#### Passage provided:
● ● ● ● ● ● ●
Upgrading Of Traditional Technology And Use Of Starter Cultures

Several studies have been carried out to upgrade and mechanize some of the unit operations involved in the production of kenkey, including the development of shelf-stable dehydrated fermented maize meal flour as a convenience intermediary product. As mentioned above, a partly updated traditional production site is shown in Fig. 3.

Spontaneously fermented maize dough has been successfully dehydrated in a hot air tray dryer (Fig. 4) at temperatures of 60 °C, 120 °C, and 200 °C to produce acceptable

Figure 4 A hot air dryer for dehydration of fermented maize dough. (CSIR—Food Research Institute, Accra, Ghana.)

product (38). Dehydration at a temperature range of 60-70 °C did not affect total acid content of the product, and taste panel evaluations found products such as akasa, koko, and banku made from the dehydrated dough acceptable. Dehydrated fermented maize meal made by this method can be reconstituted into fresh dough by adding water and is now produced on commercial basis for sale in Ghana and also for export.

An accelerated option for industrial production of kenkey flour was developed by inoculating dry-milled maize flour with dough containing an enrichment of lactic acid bacteria to accomplish fermentation within 24 hr of incubation at 30 °C to obtain the required level of acidification (15). Subsequently, the dough was dehydrated into kenkey flour and pregelatinized aflata using cabinet and drum drying. Although the two methods were effective in preparation of pregelatinized aflata, drum drying caused a 34% reduction in titratable acidity of the fermented dough whereas cabinet drying had a less drastic effect. The possibility of using a mixture of drum-dried aflata and uncooked cabinet dried flour for convenient preparation of kenkey at domestic level was demonstrated. However, dry-milled maize flour had inferior pasting and setback viscosities as compared to the traditionally prepared dough and was not suitable for the production of pregelatinized aflata. The study concluded that even though dry-milling and accelerated fermentation of dough could drastically reduce kenkey production time from 6 days to within 24 hr, without steeping a product of inferior texture is obtained.
● ● ● ● ● ● ●
#### Data supplied:
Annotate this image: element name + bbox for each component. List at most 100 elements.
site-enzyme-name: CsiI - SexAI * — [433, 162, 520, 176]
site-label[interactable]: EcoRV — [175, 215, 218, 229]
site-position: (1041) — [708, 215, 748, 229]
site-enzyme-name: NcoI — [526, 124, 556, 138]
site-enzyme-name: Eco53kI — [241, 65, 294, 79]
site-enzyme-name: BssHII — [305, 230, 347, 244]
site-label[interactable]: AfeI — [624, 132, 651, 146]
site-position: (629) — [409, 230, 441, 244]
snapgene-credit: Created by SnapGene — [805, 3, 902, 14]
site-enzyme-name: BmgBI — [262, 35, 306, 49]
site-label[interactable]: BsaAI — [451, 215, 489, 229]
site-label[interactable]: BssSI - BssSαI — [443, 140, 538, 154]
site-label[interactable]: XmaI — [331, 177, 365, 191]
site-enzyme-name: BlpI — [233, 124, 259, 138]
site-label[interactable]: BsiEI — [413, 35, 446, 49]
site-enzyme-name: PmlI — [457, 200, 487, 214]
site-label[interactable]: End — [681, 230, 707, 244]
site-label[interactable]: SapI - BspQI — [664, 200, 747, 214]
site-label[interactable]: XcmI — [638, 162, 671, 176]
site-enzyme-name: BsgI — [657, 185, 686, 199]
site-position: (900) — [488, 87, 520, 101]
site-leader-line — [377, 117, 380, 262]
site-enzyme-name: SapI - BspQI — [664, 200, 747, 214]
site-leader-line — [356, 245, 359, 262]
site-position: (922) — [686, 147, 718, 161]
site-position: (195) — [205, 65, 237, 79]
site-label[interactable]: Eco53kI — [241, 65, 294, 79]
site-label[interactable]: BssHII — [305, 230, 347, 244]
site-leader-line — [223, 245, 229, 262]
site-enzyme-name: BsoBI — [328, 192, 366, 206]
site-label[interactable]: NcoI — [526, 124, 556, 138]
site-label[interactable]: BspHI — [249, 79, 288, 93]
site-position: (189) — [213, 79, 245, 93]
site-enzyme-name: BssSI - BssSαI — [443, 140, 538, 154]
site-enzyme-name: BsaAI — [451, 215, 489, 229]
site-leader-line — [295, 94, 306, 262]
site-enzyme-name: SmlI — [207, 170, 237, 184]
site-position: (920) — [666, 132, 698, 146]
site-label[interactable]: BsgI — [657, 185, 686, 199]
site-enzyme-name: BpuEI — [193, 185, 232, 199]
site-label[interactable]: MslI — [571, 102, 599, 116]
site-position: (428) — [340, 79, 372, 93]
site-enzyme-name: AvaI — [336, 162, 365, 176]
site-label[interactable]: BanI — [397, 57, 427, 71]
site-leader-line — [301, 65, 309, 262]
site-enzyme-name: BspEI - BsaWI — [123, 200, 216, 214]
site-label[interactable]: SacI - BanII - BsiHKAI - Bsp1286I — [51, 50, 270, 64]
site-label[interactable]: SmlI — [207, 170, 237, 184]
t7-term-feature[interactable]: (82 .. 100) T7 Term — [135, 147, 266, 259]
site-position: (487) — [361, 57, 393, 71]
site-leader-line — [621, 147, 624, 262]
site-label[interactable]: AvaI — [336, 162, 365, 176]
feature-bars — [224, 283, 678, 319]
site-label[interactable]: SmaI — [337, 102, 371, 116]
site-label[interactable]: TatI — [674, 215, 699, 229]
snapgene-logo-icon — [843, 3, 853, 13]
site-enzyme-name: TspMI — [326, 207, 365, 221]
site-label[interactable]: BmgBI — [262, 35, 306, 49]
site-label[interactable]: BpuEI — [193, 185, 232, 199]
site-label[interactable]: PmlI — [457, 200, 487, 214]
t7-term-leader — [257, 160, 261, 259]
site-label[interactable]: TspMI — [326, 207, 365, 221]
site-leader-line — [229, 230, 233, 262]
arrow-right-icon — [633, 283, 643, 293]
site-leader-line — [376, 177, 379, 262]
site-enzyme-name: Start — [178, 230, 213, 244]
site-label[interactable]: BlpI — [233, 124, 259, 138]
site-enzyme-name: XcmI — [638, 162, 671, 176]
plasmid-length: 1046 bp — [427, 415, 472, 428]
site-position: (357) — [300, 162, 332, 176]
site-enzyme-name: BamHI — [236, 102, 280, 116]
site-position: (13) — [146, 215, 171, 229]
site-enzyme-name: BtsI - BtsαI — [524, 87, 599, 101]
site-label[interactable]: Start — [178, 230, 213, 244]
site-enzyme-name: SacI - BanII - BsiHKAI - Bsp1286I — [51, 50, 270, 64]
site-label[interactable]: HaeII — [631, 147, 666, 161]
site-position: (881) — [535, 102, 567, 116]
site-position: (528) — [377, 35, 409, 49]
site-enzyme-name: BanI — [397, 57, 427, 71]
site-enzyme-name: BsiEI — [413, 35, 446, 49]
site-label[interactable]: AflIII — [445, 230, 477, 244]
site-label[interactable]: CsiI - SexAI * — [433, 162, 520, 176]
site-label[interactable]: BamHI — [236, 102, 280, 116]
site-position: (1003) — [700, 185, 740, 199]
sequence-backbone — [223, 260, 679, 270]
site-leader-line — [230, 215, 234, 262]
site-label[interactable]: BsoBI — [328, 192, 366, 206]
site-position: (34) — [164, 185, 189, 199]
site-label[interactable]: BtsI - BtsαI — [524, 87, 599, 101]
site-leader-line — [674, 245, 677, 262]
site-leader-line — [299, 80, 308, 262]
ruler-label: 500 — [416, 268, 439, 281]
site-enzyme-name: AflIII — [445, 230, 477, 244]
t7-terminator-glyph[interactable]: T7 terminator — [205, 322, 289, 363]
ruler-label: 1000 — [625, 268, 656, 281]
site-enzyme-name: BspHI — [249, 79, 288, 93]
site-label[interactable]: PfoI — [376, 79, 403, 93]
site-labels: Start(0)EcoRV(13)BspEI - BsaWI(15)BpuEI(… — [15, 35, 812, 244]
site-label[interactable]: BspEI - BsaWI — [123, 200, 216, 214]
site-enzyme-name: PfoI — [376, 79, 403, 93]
● ● ● ● ● ● ●
#### Task to carry out:
List every product that the kenkey technology text names as found acceptable by taste panels when made from the dehydrated dough.

#### Expected answer:
akasa, koko, banku